- _Fragmento elegido_:
Formas de actuar antes los cambios sociales

EDITORIAL: 

En un mundo globalizado en el que cada vez los movimientos migratorios son más frecuentes, las sociedades se enfrentan a un reto: el de saber vivir y coexistir en esa nueva realidad. Sin convivencia no hay avance social ni económico que favorezca a todos por igual.

La llegada masiva de migrantes a los países europeos ha supuesto, y supone, un desafío para el sistema social y cultural imperante. Algunos países han optado por adoptar políticas reguladoras, y otros abrir un eterno debate. Pero independientemente de las actuaciones de los gobiernos, la sociedad es la que debe responder y adoptar la actitud idónea.

La afluencia de migrantes supone para la sociedad la presencia de muchas culturas.  Culturas que traen consigo nuevas maneras de pensar, de vivir, de comer y de hacer. Ante tantos nuevos elementos culturales la sociedad puede reaccionar de distintos modos:

Aislamiento

El aislamiento es cuando una sociedad aísla a los migrantes obligándolos a vivir, por ejemplo, en guetos. Esta actitud es la que adoptan las sociedades xenófobas que sienten un profundo rechazo hacia todo lo diferente.

- _Datos de origen_:
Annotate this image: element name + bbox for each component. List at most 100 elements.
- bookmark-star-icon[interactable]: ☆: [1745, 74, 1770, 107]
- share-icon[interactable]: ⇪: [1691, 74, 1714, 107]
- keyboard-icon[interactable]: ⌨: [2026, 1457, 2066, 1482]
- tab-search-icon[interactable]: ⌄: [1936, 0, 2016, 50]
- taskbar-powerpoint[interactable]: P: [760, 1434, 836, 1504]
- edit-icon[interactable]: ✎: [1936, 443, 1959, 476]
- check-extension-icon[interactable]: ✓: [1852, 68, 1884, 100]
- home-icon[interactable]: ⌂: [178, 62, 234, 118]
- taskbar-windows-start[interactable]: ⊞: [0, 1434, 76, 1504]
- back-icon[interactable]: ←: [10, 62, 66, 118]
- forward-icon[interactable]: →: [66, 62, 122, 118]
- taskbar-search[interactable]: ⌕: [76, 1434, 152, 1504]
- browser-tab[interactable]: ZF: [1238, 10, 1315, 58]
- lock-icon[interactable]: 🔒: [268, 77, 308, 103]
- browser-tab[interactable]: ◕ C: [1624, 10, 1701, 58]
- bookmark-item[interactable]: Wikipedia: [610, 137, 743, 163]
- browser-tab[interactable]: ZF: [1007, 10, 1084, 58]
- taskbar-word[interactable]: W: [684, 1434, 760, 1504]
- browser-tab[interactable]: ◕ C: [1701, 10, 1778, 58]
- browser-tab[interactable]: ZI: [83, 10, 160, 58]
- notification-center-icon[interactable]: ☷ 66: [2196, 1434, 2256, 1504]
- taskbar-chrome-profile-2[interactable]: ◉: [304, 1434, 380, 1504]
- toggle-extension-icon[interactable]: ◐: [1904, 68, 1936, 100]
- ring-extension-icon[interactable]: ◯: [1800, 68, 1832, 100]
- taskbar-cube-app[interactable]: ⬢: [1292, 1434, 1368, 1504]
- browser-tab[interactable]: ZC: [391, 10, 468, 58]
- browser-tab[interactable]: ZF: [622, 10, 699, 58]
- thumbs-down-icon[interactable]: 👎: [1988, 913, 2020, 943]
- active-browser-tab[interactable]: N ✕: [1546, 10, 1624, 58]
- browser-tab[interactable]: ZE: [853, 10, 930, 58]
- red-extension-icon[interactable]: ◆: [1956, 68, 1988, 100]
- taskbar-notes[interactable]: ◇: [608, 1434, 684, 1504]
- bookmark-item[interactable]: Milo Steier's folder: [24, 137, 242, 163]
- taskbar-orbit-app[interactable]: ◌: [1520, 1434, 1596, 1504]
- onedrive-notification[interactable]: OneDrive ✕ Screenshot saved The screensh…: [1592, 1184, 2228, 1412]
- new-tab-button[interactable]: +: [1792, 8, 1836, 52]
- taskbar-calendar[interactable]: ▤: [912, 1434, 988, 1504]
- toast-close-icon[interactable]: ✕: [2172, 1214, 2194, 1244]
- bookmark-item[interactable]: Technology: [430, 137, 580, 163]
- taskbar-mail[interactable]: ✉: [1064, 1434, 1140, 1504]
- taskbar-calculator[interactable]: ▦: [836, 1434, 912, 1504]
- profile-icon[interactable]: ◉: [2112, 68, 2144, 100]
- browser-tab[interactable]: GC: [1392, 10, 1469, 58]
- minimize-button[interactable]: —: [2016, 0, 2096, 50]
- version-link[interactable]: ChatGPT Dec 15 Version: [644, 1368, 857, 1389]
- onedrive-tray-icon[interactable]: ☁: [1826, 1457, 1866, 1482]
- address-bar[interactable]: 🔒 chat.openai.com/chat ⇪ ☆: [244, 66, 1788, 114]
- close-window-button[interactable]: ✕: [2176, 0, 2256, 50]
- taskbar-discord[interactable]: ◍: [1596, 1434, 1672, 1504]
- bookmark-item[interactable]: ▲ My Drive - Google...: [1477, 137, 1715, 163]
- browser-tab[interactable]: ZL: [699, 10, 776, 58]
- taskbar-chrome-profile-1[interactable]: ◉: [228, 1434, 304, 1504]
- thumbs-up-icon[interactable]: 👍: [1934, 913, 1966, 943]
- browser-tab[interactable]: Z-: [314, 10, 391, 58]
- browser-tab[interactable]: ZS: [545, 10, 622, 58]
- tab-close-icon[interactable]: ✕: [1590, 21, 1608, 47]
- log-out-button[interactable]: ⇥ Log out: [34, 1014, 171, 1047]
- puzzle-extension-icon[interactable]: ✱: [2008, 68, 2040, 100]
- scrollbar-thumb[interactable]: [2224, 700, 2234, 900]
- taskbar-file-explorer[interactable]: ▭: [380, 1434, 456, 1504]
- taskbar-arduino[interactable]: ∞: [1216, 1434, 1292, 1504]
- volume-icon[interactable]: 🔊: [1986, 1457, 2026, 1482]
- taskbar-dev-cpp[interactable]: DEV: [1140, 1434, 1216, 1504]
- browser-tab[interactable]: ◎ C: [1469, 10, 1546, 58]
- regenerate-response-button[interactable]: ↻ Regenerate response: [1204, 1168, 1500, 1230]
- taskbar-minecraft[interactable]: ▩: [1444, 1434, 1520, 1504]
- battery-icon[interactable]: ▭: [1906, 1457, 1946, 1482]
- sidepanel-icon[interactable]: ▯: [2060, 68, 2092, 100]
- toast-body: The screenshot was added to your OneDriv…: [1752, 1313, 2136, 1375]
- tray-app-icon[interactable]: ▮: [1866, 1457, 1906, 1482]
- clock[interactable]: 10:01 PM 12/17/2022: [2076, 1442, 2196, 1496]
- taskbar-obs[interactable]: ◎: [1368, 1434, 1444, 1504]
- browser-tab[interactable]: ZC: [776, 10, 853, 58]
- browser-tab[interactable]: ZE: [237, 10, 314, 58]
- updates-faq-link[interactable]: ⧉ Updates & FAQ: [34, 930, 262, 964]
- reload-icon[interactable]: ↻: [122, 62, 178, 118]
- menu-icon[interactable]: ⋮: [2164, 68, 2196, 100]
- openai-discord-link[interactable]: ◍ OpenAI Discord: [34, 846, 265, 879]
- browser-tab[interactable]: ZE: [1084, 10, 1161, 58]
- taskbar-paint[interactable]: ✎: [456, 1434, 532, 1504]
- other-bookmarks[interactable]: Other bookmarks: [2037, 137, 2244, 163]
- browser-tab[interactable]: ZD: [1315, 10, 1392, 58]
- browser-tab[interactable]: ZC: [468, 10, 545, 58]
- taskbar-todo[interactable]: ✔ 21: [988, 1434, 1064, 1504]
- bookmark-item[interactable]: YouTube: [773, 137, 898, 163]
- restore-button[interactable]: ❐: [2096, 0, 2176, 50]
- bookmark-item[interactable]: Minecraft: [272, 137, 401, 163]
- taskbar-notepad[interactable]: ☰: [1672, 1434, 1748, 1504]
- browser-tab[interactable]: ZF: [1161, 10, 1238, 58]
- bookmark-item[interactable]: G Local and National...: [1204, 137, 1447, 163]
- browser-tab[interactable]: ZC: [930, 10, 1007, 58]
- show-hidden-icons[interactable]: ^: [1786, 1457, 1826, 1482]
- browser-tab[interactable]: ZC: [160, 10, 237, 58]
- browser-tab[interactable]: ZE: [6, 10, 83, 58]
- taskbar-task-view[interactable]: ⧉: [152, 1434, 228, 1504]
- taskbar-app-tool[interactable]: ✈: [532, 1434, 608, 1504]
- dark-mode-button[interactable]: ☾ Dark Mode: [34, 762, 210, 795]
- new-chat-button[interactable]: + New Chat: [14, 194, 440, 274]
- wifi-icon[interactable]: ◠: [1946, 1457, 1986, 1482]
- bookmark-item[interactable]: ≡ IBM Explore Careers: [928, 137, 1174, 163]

- _Qué hay que hacer_:
[1] Di si cada una de estas afirmaciones coincide con el editorial sobre la migración y cita las palabras que lo deciden: (a) algunos países han optado por adoptar políticas reguladoras; (b) son los gobiernos quienes deben adoptar la actitud idónea; (c) el aislamiento obliga a los migrantes a vivir, por ejemplo, en guetos.
[2] Según el editorial sobre la migración, las culturas traen nuevas maneras de hacer ciertas cosas. Enumera todas esas cosas.
[3] Sigue escribiendo el editorial sobre la migración a partir de su última oración.
Los ítems son material aparte del editorial sobre la migración.

- _Respuestas_:
[1]
(a) Sí: "Algunos países han optado por adoptar políticas reguladoras".
(b) No: "la sociedad es la que debe responder y adoptar la actitud idónea".
(c) Sí: "obligándolos a vivir, por ejemplo, en guetos".

[2] Pensar, vivir, comer y hacer.

[3]
Asimilación

Las sociedades asimilativas obligan al migrante a pasar por un proceso de adecuación a esa sociedad. En ese proceso el migrante adquiere la cultura, las costumbres y los modos de vida de esa comunidad que lo acoge, y se ve obligado a dejar a un lado su propia cultura y por ende, su propia identidad.

En estos países la sociedad no reconoce al migrante como uno de los suyos hasta que desaparece su condición de extraño, una actitud que también promulga la misma idea de cultura única.

Integración o multiculturalismo

El multiculturalismo defiende la no discriminación por razones de etnia o cultura, y aboga por el ensalzamiento y reconocimiento de la diferencia cultural. El multiculturalismo reconoce el derecho de los migrantes a mantener su cultura e incorpora esos nuevos elementos culturales al bagaje cultural común de la sociedad.  

La convivencia

Esta integración de la que hablamos solo se puede lograr con la convivencia, y esta solo se logra con la interacción; de hecho, conocerse bien es el primer paso para poder relacionarse bien con las personas sean de la cultura que sean, porque el ser humano es un ser social, nace destinado a compartir la vida con otros seres humanos, por eso, la socialización es uno de los ejes a través del cual se construye la persona. Luís Rojas Marcos afirma en su libro ‘Convivir, el laberinto de las relaciones de pareja, familiares, laborales’, edición Aguilar 2008,  que la calidad de nuestras vidas es, básicamente, la calidad de nuestras relaciones.

                               "la calidad de nuestras vidas es, básicamente, la calidad de nuestras relaciones."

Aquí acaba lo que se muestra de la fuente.